● **OBJECTIVE**
Repeat every line of the listing below exactly, minus the pictures.

[Data extracted from a collection]
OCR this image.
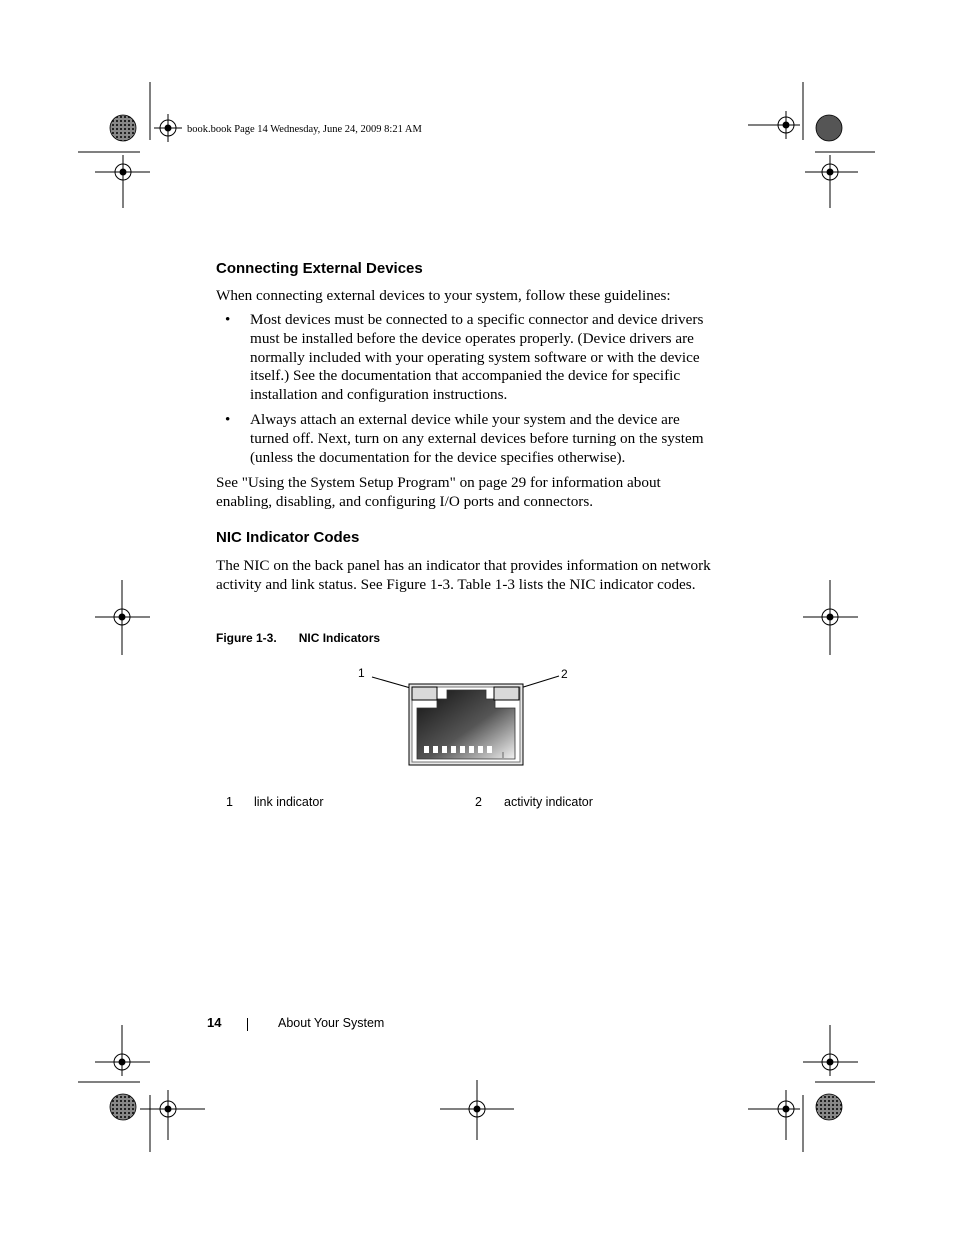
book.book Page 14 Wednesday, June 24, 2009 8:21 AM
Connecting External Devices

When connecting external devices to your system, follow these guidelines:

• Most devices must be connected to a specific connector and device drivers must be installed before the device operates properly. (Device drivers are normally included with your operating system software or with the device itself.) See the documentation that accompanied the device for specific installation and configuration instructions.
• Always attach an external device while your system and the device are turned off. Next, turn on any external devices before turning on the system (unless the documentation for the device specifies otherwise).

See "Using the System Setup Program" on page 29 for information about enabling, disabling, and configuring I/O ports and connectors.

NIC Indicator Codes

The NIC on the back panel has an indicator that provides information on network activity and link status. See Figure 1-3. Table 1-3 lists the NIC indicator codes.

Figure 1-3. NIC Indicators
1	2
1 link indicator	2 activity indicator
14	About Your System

● **REPLY TO THE TASK**
OCR this image.
book.book Page 14 Wednesday, June 24, 2009 8:21 AM
Connecting External Devices

When connecting external devices to your system, follow these guidelines:

• Most devices must be connected to a specific connector and device drivers must be installed before the device operates properly. (Device drivers are normally included with your operating system software or with the device itself.) See the documentation that accompanied the device for specific installation and configuration instructions.
• Always attach an external device while your system and the device are turned off. Next, turn on any external devices before turning on the system (unless the documentation for the device specifies otherwise).

See "Using the System Setup Program" on page 29 for information about enabling, disabling, and configuring I/O ports and connectors.

NIC Indicator Codes

The NIC on the back panel has an indicator that provides information on network activity and link status. See Figure 1-3. Table 1-3 lists the NIC indicator codes.

Figure 1-3. NIC Indicators
1	2
1 link indicator	2 activity indicator
14	About Your System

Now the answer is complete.